__Consigne 1__
Reproduisez le texte source en entier, sans y changer quoi que ce soit.

━━ Texte source

1 La demande de décision préjudicielle porte sur l’interprétation de l’article 95, paragraphe 3, CE ainsi que de la directive 85/577/CEE du Conseil, du 20 décembre 1985, concernant la protection des consommateurs dans le cas de contrats négociés en dehors des établissements commerciaux (JO L 372, p. 31, ci‑après la «directive»), et notamment ses articles 3, paragraphe 2, 4, 5 et 7.

2 Cette demande a été présentée dans le cadre d’un litige opposant M. et Mme Schulte à la Deutsche Bausparkasse Badenia AG (ci-après la «banque»), concernant les conséquences de la révocation, en vertu du droit national applicable en matière de démarchage à domicile, du contrat de crédit foncier souscrit auprès de la banque par ce couple.

Le cadre juridique

La réglementation communautaire

3 La directive vise à offrir aux consommateurs des États membres une protection minimale dans le domaine du démarchage à domicile, afin de les protéger contre le risque découlant des circonstances propres à la conclusion d’un contrat en dehors des établissements du commerçant. Les quatrième et cinquième considérants de la directive énoncent:

«[...] les contrats conclus en dehors des établissements commerciaux du commerçant se caractérisent par le fait que l’initiative des négociations émane normalement du commerçant et que le consommateur ne s’est, en aucune façon, préparé à ces négociations et se trouve pris au dépourvu; [...] souvent, il n’est pas à même de comparer la qualité et le prix de l’offre avec d’autres offres; […]

[...] il y a lieu d’accorder au consommateur un droit de résiliation pendant une durée de sept jours au moins, afin de lui donner la possibilité d’apprécier les obligations qui découlent du contrat».

━━━━
━━ Enregistrements sources

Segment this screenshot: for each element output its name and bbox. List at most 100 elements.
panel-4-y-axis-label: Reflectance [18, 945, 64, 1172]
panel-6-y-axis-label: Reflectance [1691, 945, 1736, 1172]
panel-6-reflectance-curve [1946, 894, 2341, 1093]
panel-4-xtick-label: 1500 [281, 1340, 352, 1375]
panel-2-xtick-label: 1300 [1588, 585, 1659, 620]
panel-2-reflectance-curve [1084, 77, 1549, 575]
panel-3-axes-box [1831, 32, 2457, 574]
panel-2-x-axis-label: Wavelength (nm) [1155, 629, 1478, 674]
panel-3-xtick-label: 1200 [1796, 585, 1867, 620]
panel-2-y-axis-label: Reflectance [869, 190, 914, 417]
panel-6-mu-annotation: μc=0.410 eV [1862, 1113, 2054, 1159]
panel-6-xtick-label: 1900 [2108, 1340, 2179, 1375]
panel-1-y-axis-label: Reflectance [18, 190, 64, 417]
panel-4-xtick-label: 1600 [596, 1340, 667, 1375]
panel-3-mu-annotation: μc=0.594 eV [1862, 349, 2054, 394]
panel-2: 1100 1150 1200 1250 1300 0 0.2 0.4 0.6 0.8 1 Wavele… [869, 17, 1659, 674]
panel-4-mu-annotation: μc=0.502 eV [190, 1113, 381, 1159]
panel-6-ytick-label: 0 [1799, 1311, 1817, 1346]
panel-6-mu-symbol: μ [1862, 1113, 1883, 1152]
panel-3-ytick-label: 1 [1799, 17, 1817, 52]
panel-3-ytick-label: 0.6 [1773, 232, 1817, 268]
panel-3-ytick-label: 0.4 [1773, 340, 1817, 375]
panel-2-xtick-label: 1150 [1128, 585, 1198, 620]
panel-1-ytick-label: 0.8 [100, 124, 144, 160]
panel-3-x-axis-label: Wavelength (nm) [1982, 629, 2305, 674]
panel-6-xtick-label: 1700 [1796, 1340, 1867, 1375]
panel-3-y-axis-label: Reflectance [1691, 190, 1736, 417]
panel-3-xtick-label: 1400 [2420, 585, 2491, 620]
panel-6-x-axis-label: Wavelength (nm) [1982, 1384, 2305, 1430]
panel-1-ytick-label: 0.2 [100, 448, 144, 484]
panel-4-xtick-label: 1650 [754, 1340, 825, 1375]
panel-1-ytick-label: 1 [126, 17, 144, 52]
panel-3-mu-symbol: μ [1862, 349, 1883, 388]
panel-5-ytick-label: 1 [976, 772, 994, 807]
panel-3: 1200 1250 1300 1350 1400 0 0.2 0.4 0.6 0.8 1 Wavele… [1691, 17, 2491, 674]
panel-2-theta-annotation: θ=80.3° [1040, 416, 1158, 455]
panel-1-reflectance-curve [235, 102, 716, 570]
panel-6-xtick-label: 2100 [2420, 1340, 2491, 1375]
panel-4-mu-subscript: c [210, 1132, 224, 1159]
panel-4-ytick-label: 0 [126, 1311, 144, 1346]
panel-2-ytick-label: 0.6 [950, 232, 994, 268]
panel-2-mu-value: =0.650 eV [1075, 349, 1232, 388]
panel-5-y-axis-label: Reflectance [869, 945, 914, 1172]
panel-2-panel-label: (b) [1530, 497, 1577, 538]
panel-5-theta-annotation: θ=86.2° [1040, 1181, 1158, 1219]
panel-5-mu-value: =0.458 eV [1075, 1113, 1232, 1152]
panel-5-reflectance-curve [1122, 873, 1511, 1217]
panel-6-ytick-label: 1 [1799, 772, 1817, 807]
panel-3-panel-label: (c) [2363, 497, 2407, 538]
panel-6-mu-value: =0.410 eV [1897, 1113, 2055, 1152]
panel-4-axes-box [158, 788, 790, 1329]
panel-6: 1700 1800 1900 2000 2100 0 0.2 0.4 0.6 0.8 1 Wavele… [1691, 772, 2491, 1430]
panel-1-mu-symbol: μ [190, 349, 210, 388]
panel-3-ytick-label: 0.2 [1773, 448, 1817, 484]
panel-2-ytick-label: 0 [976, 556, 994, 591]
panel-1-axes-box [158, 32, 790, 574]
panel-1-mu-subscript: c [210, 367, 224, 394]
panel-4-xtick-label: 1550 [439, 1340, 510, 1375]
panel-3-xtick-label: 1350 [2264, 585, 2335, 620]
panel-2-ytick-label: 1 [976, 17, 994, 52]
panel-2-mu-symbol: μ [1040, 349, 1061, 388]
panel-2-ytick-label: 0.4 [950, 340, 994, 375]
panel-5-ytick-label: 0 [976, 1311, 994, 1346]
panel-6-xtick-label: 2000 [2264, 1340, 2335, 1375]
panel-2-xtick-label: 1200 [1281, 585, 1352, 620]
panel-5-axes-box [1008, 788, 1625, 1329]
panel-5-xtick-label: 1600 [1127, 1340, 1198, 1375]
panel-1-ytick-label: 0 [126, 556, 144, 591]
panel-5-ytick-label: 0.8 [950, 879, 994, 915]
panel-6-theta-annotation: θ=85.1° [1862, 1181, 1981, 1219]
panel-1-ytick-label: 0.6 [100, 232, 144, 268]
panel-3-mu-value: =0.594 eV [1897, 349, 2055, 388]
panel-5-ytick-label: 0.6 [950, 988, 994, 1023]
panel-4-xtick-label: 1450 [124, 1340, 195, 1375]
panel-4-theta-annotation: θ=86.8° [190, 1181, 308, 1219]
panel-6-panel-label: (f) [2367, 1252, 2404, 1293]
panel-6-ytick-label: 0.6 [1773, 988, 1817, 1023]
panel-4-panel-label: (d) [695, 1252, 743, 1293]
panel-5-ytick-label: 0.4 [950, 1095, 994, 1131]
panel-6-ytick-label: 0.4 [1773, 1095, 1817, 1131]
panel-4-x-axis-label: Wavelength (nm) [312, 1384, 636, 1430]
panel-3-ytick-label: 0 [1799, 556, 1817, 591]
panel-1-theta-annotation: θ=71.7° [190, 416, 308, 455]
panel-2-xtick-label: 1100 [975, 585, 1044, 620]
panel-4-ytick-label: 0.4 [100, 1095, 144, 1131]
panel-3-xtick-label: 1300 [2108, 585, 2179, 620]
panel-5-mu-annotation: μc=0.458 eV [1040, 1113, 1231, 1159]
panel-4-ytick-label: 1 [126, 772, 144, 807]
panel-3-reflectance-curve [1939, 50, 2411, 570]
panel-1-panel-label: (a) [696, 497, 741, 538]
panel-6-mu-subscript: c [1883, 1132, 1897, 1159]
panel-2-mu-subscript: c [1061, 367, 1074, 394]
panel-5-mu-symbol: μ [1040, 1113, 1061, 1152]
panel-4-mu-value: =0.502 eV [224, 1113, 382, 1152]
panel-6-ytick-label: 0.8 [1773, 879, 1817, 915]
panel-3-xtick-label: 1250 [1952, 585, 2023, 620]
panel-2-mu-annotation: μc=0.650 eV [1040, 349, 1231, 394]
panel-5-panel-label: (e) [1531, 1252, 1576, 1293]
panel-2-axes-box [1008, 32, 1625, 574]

━━━━

__Consigne 2__
Transformez en liste numérotée les lignes des enregistrements, de la toute première jusqu'à celle qui contient "panel-3-axes-box [1831, 32, 2457, 574]", celle-ci comprise. Omettez les lignes vides.

__Réponse attendue 1__
1 La demande de décision préjudicielle porte sur l’interprétation de l’article 95, paragraphe 3, CE ainsi que de la directive 85/577/CEE du Conseil, du 20 décembre 1985, concernant la protection des consommateurs dans le cas de contrats négociés en dehors des établissements commerciaux (JO L 372, p. 31, ci‑après la «directive»), et notamment ses articles 3, paragraphe 2, 4, 5 et 7.

2 Cette demande a été présentée dans le cadre d’un litige opposant M. et Mme Schulte à la Deutsche Bausparkasse Badenia AG (ci-après la «banque»), concernant les conséquences de la révocation, en vertu du droit national applicable en matière de démarchage à domicile, du contrat de crédit foncier souscrit auprès de la banque par ce couple.

Le cadre juridique

La réglementation communautaire

3 La directive vise à offrir aux consommateurs des États membres une protection minimale dans le domaine du démarchage à domicile, afin de les protéger contre le risque découlant des circonstances propres à la conclusion d’un contrat en dehors des établissements du commerçant. Les quatrième et cinquième considérants de la directive énoncent:

«[...] les contrats conclus en dehors des établissements commerciaux du commerçant se caractérisent par le fait que l’initiative des négociations émane normalement du commerçant et que le consommateur ne s’est, en aucune façon, préparé à ces négociations et se trouve pris au dépourvu; [...] souvent, il n’est pas à même de comparer la qualité et le prix de l’offre avec d’autres offres; […]

[...] il y a lieu d’accorder au consommateur un droit de résiliation pendant une durée de sept jours au moins, afin de lui donner la possibilité d’apprécier les obligations qui découlent du contrat».

__Réponse attendue 2__
1. Segment this screenshot: for each element output its name and bbox. List at most 100 elements.
2. panel-4-y-axis-label: Reflectance [18, 945, 64, 1172]
3. panel-6-y-axis-label: Reflectance [1691, 945, 1736, 1172]
4. panel-6-reflectance-curve [1946, 894, 2341, 1093]
5. panel-4-xtick-label: 1500 [281, 1340, 352, 1375]
6. panel-2-xtick-label: 1300 [1588, 585, 1659, 620]
7. panel-2-reflectance-curve [1084, 77, 1549, 575]
8. panel-3-axes-box [1831, 32, 2457, 574]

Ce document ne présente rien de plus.